BEGIN
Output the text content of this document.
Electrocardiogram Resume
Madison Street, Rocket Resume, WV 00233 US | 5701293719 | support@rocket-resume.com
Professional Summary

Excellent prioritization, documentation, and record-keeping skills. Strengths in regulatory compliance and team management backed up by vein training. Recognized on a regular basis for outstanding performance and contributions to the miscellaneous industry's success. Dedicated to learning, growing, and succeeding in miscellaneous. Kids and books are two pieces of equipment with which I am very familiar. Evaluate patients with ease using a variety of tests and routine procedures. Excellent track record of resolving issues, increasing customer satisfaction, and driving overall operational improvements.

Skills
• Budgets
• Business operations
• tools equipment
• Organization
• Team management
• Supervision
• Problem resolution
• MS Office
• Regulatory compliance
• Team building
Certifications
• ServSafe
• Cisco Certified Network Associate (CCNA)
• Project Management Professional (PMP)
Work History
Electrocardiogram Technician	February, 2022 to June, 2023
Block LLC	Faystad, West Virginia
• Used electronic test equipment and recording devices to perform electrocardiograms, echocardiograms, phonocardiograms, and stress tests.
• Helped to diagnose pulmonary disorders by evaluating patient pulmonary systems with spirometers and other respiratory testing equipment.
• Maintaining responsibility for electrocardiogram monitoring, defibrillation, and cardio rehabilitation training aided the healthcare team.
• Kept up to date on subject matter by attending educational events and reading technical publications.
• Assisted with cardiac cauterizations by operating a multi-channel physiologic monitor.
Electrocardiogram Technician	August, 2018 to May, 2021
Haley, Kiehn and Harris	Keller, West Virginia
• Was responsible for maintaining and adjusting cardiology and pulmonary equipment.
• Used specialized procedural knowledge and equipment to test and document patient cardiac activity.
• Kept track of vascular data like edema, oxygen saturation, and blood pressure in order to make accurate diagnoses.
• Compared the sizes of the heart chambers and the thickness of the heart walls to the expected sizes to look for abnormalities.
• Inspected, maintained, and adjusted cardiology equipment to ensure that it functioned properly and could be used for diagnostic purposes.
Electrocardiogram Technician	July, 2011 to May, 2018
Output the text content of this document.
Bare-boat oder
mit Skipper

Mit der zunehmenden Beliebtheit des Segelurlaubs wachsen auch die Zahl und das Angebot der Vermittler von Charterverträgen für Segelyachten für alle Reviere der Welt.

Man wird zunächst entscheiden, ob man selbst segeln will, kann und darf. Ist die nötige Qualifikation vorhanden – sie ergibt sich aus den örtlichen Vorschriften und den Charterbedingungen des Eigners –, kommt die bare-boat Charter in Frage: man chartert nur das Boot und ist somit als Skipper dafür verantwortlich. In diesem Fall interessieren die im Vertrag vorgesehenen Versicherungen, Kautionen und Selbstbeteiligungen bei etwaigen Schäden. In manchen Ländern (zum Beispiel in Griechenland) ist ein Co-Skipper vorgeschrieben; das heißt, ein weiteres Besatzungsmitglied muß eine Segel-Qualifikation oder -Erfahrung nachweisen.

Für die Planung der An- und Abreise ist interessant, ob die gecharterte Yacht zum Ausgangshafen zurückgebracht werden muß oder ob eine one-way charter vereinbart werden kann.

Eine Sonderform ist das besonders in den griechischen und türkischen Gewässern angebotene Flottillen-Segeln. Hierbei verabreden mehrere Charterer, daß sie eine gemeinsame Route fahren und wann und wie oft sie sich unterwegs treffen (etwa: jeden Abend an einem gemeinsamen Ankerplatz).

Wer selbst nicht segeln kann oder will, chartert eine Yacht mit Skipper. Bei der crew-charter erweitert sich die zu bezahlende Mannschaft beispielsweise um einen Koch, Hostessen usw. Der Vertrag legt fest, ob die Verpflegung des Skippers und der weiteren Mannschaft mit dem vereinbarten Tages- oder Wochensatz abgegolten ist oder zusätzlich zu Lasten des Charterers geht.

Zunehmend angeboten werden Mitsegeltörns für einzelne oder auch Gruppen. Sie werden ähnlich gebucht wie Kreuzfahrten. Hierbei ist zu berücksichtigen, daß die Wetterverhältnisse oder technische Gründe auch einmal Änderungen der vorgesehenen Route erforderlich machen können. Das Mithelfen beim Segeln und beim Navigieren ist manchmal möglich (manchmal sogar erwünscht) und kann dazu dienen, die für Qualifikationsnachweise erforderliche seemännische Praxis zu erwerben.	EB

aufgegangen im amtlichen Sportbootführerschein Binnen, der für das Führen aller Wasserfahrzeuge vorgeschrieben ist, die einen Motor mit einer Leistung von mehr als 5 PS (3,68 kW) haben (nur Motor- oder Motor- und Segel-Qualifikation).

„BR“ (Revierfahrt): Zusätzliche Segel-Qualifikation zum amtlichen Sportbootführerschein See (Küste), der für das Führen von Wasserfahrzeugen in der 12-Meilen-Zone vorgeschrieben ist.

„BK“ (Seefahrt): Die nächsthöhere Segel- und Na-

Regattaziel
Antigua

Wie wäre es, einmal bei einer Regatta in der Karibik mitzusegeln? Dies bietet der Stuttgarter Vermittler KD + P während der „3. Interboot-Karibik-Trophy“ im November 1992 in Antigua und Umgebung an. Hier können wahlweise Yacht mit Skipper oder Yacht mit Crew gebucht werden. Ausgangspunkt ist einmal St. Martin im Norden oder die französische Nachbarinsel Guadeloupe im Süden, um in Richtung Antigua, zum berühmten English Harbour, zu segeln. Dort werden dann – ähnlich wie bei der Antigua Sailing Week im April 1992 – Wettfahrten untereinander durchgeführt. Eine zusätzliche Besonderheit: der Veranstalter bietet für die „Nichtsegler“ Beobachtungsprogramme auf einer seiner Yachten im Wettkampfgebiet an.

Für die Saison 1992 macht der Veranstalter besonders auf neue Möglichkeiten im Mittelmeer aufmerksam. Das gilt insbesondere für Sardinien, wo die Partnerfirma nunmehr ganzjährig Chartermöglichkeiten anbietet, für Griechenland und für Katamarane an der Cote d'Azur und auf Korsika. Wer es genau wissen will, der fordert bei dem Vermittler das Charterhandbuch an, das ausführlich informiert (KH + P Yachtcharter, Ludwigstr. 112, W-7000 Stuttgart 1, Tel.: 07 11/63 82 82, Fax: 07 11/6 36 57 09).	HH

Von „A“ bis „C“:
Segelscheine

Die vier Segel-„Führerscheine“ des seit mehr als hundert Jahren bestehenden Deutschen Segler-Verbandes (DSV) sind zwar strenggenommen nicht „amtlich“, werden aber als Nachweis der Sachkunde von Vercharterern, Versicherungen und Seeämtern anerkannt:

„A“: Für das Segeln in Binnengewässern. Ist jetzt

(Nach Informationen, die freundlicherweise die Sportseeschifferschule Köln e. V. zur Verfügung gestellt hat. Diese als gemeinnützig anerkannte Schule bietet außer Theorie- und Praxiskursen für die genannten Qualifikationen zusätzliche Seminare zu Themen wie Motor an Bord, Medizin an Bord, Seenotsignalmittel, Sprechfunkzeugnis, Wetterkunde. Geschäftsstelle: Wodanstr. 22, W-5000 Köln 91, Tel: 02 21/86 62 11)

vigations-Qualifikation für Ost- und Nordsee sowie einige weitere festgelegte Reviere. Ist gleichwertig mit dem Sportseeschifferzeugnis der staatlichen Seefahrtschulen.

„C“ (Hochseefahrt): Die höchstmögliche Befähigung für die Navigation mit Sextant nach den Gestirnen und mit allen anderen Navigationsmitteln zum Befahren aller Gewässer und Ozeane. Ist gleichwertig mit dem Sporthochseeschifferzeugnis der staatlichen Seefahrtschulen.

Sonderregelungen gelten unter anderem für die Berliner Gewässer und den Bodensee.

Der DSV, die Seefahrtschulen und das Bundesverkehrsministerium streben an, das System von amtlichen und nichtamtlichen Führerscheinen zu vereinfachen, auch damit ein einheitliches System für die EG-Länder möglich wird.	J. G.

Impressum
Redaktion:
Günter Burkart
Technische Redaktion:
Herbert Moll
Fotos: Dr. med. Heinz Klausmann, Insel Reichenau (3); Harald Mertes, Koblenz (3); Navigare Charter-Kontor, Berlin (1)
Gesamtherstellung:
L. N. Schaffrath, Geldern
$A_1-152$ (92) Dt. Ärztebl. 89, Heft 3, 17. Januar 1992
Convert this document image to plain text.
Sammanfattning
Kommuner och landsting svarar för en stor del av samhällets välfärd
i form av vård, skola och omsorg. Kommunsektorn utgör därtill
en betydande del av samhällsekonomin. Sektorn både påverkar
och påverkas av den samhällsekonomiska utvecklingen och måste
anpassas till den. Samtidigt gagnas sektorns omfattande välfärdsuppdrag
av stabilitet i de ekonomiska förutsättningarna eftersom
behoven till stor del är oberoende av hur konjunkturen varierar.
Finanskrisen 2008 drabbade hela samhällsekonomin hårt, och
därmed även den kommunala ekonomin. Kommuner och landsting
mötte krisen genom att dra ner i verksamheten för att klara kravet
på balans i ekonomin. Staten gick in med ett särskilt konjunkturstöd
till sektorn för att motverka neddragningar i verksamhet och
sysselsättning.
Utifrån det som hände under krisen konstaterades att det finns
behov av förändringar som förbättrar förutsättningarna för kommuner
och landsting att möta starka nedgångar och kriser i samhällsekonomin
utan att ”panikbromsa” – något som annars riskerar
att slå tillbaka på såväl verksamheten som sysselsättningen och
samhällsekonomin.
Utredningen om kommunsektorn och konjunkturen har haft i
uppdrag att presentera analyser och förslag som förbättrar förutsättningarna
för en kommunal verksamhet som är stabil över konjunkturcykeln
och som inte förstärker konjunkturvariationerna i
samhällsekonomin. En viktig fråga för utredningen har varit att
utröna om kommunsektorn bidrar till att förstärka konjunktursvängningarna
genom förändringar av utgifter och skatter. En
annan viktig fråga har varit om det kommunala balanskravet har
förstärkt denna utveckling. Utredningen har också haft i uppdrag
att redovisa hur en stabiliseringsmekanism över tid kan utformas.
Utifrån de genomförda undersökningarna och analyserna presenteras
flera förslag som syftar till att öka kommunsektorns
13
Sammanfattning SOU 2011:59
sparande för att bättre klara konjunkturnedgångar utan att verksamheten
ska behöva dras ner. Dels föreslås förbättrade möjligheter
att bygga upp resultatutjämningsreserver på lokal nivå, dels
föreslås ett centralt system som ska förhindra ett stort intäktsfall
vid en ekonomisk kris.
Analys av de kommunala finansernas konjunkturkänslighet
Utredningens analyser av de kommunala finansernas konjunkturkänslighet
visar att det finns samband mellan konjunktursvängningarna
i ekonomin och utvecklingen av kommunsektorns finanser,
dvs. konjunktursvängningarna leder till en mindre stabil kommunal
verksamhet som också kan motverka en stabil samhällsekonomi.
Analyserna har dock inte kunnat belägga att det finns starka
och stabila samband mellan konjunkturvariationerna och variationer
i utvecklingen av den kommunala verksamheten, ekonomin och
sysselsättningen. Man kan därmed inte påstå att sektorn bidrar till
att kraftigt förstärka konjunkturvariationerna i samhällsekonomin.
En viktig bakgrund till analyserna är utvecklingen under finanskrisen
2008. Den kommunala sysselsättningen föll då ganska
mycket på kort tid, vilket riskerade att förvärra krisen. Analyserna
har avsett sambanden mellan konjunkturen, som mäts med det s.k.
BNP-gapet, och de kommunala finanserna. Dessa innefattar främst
END
— Activity —
Show each line of the records above containing "Kept".

— Result for this task —
• Kept up to date on subject matter by attending educational events and reading technical publications.
• Kept track of vascular data like edema, oxygen saturation, and blood pressure in order to make accurate diagnoses.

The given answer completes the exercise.